======== Excerpted records

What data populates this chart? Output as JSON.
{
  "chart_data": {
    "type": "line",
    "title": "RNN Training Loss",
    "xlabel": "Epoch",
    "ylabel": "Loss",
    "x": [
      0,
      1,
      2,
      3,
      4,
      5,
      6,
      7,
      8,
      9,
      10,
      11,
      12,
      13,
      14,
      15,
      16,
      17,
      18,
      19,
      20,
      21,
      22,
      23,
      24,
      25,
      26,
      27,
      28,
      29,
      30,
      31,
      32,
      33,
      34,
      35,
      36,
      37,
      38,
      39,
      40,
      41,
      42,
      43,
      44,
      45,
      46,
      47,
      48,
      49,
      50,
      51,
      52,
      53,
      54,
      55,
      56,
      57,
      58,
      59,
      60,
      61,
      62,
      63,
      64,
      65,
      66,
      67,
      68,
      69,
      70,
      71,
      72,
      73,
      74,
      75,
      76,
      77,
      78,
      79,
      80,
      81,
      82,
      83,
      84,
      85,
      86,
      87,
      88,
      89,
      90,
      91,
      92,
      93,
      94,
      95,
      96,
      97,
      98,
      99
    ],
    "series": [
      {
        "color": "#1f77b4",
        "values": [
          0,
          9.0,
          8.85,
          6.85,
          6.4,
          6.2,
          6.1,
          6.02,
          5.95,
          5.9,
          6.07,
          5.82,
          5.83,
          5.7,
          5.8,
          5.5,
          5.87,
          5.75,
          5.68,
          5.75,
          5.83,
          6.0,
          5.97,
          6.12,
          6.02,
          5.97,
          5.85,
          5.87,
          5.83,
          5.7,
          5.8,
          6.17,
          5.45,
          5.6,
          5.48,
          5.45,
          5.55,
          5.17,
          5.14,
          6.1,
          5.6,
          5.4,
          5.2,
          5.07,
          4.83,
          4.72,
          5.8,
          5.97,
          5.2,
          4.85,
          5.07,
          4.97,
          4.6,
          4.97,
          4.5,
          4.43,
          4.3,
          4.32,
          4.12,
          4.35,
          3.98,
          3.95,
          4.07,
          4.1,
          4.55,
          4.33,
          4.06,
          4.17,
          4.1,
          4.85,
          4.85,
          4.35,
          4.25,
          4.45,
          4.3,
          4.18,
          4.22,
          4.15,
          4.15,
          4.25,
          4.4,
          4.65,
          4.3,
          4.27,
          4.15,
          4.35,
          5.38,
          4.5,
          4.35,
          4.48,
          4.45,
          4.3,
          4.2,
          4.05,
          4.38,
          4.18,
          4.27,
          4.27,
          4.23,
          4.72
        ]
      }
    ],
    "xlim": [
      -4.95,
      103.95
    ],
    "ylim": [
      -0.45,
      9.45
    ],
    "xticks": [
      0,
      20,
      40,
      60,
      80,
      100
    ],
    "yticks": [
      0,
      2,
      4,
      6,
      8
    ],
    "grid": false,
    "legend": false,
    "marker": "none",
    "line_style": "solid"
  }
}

================

Print every entry exactly as written.

Task output:
What data populates this chart? Output as JSON.
{
  "chart_data": {
    "type": "line",
    "title": "RNN Training Loss",
    "xlabel": "Epoch",
    "ylabel": "Loss",
    "x": [
      0,
      1,
      2,
      3,
      4,
      5,
      6,
      7,
      8,
      9,
      10,
      11,
      12,
      13,
      14,
      15,
      16,
      17,
      18,
      19,
      20,
      21,
      22,
      23,
      24,
      25,
      26,
      27,
      28,
      29,
      30,
      31,
      32,
      33,
      34,
      35,
      36,
      37,
      38,
      39,
      40,
      41,
      42,
      43,
      44,
      45,
      46,
      47,
      48,
      49,
      50,
      51,
      52,
      53,
      54,
      55,
      56,
      57,
      58,
      59,
      60,
      61,
      62,
      63,
      64,
      65,
      66,
      67,
      68,
      69,
      70,
      71,
      72,
      73,
      74,
      75,
      76,
      77,
      78,
      79,
      80,
      81,
      82,
      83,
      84,
      85,
      86,
      87,
      88,
      89,
      90,
      91,
      92,
      93,
      94,
      95,
      96,
      97,
      98,
      99
    ],
    "series": [
      {
        "color": "#1f77b4",
        "values": [
          0,
          9.0,
          8.85,
          6.85,
          6.4,
          6.2,
          6.1,
          6.02,
          5.95,
          5.9,
          6.07,
          5.82,
          5.83,
          5.7,
          5.8,
          5.5,
          5.87,
          5.75,
          5.68,
          5.75,
          5.83,
          6.0,
          5.97,
          6.12,
          6.02,
          5.97,
          5.85,
          5.87,
          5.83,
          5.7,
          5.8,
          6.17,
          5.45,
          5.6,
          5.48,
          5.45,
          5.55,
          5.17,
          5.14,
          6.1,
          5.6,
          5.4,
          5.2,
          5.07,
          4.83,
          4.72,
          5.8,
          5.97,
          5.2,
          4.85,
          5.07,
          4.97,
          4.6,
          4.97,
          4.5,
          4.43,
          4.3,
          4.32,
          4.12,
          4.35,
          3.98,
          3.95,
          4.07,
          4.1,
          4.55,
          4.33,
          4.06,
          4.17,
          4.1,
          4.85,
          4.85,
          4.35,
          4.25,
          4.45,
          4.3,
          4.18,
          4.22,
          4.15,
          4.15,
          4.25,
          4.4,
          4.65,
          4.3,
          4.27,
          4.15,
          4.35,
          5.38,
          4.5,
          4.35,
          4.48,
          4.45,
          4.3,
          4.2,
          4.05,
          4.38,
          4.18,
          4.27,
          4.27,
          4.23,
          4.72
        ]
      }
    ],
    "xlim": [
      -4.95,
      103.95
    ],
    "ylim": [
      -0.45,
      9.45
    ],
    "xticks": [
      0,
      20,
      40,
      60,
      80,
      100
    ],
    "yticks": [
      0,
      2,
      4,
      6,
      8
    ],
    "grid": false,
    "legend": false,
    "marker": "none",
    "line_style": "solid"
  }
}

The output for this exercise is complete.